— Start Provided data —

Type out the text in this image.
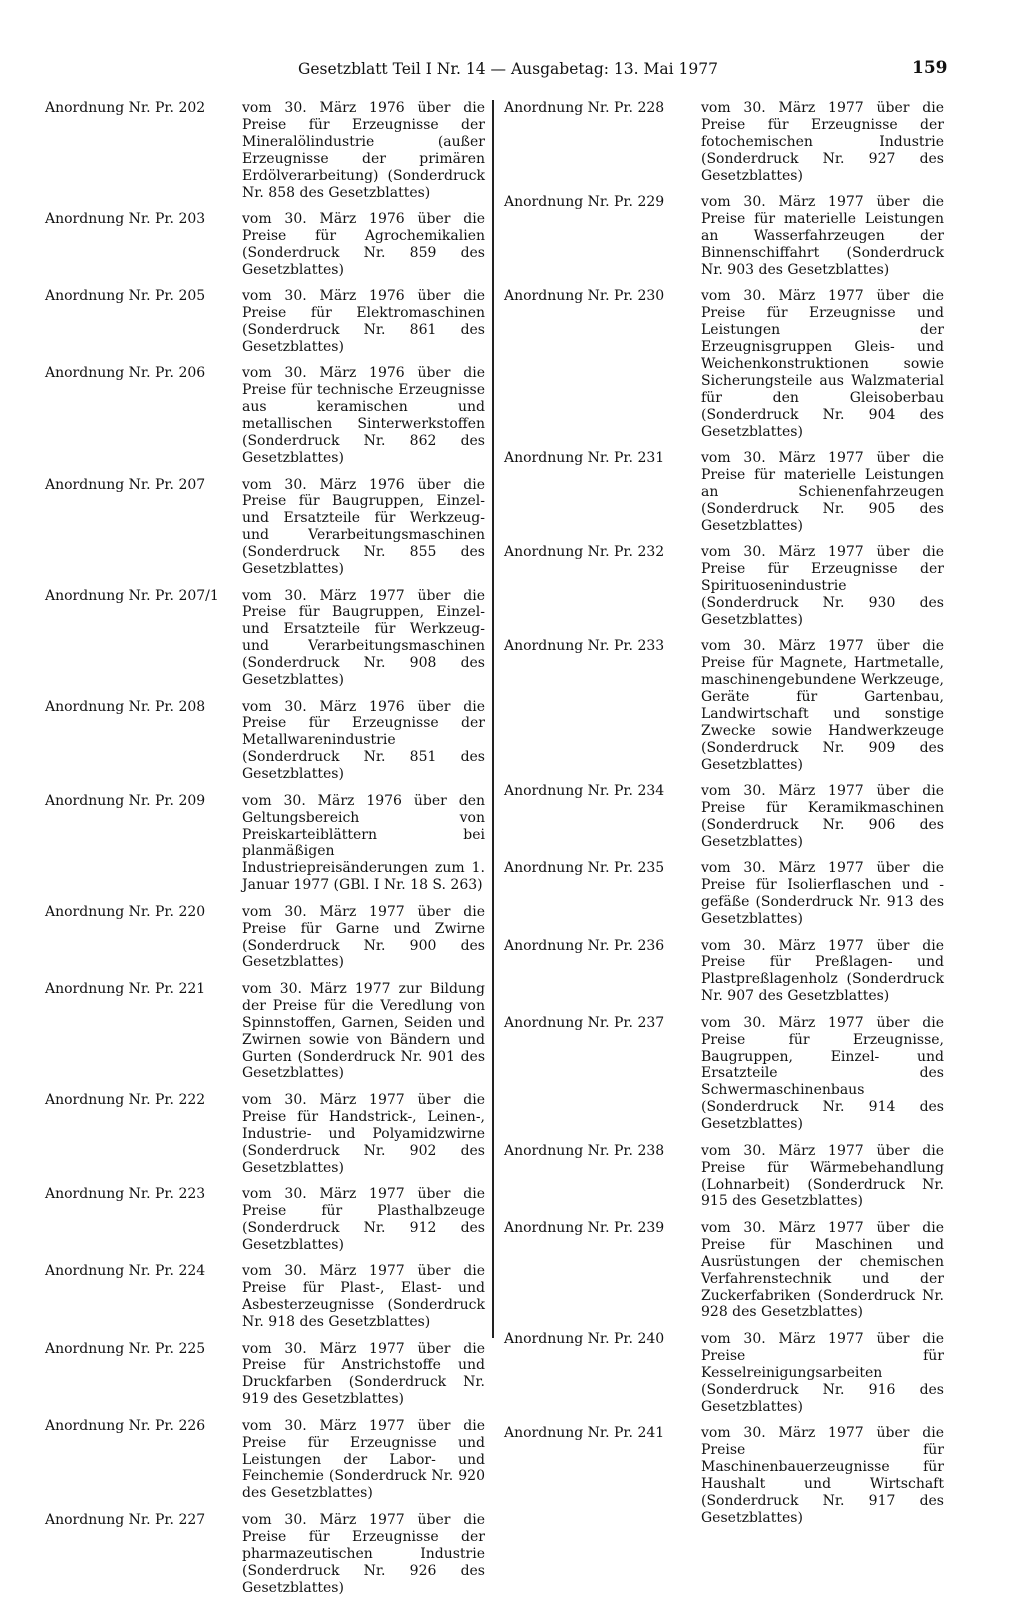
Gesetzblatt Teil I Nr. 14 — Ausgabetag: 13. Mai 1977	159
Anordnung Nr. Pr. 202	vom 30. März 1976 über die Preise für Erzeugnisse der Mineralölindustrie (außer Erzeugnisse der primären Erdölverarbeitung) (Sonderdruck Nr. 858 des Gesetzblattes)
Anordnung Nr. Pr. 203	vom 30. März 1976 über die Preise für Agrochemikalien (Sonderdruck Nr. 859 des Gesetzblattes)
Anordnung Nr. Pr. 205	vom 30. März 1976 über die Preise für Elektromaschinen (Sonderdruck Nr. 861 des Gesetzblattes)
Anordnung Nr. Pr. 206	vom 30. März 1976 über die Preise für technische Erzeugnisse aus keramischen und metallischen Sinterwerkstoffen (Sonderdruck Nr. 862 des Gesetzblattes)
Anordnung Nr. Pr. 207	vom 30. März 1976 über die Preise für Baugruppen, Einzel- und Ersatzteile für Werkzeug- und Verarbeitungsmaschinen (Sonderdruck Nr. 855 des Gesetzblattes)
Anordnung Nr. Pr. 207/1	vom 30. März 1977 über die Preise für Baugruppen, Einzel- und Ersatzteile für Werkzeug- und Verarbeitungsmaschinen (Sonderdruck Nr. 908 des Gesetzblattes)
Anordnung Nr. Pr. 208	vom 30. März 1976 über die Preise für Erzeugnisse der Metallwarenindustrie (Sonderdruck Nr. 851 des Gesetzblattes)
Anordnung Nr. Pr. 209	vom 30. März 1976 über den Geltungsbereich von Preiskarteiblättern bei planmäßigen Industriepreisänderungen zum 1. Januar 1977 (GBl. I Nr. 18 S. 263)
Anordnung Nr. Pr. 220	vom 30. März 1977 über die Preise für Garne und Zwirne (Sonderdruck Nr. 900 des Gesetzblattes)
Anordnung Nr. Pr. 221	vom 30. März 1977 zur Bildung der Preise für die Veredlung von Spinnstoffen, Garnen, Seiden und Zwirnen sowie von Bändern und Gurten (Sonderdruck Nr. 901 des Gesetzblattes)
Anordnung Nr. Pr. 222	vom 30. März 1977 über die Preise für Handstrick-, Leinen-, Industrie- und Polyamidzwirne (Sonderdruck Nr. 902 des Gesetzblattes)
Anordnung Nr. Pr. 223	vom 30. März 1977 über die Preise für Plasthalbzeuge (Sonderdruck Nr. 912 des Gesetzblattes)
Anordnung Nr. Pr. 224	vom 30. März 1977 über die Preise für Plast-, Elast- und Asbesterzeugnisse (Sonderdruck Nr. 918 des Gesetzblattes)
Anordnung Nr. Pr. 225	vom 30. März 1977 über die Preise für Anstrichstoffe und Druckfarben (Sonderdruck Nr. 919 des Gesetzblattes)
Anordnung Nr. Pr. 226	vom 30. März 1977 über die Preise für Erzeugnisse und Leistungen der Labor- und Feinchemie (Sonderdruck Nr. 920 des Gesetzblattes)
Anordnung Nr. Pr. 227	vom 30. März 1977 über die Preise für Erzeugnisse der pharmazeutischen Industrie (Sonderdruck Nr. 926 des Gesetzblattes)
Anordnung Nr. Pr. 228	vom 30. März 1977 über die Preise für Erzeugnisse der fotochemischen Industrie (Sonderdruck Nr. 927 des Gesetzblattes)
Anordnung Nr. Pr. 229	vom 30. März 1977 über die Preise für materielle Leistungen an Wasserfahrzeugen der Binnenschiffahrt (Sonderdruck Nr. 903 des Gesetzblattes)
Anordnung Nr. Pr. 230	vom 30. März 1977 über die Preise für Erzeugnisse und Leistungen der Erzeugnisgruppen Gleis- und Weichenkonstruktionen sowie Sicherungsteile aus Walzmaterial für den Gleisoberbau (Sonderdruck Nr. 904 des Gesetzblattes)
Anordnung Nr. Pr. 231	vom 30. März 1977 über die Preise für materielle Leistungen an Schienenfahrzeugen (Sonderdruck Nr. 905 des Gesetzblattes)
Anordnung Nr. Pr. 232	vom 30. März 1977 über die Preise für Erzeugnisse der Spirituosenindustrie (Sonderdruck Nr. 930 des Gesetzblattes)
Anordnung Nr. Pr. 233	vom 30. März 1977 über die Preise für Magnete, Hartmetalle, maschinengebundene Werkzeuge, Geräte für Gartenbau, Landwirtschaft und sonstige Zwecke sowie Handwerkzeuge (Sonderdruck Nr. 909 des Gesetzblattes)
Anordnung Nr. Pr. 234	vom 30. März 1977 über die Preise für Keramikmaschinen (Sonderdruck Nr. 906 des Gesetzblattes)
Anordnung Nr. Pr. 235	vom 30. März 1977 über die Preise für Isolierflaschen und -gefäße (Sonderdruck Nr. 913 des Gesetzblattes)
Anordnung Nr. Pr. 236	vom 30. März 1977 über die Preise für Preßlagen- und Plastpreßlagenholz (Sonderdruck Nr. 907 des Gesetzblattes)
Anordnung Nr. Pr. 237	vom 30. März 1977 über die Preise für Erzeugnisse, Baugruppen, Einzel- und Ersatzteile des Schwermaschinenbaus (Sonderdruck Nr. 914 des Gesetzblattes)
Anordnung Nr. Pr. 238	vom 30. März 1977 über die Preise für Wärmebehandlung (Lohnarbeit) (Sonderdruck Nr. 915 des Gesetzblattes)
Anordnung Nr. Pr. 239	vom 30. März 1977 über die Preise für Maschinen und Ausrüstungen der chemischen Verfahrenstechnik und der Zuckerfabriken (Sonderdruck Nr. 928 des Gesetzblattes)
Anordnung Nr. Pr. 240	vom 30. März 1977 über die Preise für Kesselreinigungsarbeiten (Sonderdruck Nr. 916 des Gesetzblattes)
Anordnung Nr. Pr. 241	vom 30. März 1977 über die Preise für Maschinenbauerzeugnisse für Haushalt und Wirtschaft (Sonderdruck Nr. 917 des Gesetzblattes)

— End Provided data —

*Exercise prompt:* Count every line in the entries above where the word "Baugruppen" appears; respond with the number alone.

*Output for this task:* 3